* [Records supplied]:
>>
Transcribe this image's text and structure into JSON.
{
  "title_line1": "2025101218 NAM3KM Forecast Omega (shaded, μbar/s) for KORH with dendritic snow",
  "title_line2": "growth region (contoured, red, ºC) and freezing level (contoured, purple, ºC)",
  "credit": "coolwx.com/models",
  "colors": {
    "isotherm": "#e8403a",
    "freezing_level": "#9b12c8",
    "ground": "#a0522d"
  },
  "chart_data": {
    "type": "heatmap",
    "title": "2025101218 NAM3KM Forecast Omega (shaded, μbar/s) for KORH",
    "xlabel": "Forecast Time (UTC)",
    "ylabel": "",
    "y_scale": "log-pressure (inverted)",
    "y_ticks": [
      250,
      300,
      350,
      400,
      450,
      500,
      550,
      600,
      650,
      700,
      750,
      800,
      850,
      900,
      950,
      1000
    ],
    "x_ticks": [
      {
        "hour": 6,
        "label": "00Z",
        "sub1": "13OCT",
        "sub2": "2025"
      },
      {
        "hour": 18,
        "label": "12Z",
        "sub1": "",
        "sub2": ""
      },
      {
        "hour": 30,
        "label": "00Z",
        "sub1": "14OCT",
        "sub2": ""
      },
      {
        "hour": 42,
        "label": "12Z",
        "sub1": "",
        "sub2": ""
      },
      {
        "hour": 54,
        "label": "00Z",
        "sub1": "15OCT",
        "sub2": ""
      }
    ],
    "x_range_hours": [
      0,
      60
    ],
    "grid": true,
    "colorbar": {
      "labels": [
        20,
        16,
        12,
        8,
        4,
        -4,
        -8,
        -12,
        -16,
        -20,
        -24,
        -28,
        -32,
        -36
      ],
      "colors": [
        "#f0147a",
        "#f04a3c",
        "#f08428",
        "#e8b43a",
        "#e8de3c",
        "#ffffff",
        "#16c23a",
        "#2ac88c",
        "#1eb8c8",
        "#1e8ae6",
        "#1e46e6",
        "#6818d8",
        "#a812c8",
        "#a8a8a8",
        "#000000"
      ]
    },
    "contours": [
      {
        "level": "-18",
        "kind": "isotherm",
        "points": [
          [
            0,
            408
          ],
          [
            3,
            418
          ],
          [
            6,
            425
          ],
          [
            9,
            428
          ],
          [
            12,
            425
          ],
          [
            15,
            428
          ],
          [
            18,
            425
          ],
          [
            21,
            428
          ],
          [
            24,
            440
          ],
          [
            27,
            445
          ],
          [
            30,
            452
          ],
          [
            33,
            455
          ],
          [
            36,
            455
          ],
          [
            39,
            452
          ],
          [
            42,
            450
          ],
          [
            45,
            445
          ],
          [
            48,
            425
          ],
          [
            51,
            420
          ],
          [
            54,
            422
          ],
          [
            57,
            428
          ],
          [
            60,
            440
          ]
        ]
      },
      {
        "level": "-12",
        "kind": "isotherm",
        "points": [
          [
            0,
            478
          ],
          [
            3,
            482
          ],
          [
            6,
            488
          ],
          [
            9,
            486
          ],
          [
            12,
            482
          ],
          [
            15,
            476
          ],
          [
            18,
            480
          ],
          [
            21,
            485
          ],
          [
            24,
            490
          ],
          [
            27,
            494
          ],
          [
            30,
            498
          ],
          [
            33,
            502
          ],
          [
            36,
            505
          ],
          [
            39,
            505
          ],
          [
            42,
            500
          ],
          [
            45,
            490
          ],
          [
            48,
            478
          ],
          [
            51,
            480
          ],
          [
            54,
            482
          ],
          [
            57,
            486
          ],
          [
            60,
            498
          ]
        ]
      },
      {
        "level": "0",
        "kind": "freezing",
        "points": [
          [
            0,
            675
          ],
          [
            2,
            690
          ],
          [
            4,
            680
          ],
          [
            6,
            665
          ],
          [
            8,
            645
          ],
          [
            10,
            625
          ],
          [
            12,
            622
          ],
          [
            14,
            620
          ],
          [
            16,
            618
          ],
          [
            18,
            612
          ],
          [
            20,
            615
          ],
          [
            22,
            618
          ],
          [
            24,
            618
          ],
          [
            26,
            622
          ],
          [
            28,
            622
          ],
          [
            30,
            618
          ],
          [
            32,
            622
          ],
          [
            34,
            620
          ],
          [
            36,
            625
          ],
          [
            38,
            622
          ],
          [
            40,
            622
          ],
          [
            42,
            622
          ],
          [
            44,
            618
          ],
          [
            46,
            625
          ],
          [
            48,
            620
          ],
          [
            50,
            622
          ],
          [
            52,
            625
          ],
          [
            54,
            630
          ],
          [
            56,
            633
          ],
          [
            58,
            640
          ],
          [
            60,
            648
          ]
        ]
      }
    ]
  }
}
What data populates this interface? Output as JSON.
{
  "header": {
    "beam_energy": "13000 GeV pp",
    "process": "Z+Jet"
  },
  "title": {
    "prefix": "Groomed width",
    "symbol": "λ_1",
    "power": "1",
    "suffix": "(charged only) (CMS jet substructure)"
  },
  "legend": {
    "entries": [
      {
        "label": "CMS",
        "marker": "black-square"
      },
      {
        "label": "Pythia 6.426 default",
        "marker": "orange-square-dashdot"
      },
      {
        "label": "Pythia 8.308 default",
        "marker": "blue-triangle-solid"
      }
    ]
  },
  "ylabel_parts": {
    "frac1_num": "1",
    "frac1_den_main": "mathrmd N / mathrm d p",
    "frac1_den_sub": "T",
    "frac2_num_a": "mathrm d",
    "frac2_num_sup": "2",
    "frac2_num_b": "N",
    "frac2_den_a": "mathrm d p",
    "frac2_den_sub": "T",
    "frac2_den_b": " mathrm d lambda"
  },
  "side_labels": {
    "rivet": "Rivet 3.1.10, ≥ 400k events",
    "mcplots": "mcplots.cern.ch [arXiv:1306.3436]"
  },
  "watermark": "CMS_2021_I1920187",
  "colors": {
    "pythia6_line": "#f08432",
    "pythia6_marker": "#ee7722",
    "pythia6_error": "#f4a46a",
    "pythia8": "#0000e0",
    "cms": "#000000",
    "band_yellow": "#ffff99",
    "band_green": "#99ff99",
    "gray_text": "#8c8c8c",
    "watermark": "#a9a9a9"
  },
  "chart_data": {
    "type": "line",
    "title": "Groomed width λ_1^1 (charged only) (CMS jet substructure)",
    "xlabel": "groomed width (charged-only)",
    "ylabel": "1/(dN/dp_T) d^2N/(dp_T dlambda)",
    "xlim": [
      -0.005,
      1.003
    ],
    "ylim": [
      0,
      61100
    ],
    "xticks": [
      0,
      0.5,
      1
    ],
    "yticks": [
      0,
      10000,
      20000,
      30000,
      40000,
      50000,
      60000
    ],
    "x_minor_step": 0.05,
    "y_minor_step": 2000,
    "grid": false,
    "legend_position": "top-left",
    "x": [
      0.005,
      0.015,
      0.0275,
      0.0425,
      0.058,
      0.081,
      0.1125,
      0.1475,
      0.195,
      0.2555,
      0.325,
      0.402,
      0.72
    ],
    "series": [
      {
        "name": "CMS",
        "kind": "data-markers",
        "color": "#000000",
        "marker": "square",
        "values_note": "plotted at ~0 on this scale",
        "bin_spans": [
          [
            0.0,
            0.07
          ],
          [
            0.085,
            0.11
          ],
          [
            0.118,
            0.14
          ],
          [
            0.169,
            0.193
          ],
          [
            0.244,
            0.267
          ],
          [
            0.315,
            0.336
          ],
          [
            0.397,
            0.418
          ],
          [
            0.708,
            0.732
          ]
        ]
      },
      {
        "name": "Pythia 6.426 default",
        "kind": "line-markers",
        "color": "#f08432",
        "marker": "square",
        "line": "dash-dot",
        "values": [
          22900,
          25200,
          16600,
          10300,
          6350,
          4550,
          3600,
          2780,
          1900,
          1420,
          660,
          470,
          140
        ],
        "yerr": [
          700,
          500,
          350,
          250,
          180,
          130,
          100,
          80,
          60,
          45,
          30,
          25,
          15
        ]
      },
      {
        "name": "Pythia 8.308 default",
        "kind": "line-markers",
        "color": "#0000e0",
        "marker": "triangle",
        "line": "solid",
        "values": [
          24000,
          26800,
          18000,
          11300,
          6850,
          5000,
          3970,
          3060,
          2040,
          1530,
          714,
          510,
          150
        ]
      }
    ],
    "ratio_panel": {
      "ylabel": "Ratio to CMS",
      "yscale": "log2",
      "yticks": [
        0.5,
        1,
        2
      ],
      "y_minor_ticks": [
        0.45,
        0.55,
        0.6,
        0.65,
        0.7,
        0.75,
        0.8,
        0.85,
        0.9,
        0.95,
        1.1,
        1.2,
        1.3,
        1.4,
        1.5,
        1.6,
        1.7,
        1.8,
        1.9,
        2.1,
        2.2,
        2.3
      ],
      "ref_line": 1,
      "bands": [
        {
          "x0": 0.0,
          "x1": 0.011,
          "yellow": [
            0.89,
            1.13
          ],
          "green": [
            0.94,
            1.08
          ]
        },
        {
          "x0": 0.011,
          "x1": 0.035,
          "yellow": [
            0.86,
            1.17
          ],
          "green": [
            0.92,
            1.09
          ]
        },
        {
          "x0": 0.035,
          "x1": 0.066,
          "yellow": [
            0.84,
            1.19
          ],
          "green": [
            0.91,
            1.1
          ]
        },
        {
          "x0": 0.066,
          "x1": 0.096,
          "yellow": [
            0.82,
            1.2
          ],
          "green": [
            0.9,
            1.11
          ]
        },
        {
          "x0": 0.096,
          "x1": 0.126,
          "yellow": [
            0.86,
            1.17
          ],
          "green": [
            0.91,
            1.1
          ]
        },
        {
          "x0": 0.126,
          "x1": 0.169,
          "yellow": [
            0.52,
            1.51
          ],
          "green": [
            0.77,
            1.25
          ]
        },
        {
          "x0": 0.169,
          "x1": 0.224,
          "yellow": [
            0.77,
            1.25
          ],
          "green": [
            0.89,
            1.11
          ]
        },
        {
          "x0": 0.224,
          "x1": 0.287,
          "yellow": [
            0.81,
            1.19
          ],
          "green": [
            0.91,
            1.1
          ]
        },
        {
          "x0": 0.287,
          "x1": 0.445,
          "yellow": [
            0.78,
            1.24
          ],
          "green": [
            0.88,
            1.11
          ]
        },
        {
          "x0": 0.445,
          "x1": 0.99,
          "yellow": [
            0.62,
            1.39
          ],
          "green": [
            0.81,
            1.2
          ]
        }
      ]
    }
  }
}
<<
* [Task]: The word "width" may turn up on some lines of these records; say how many, with no other words.

* [Complete response]: 3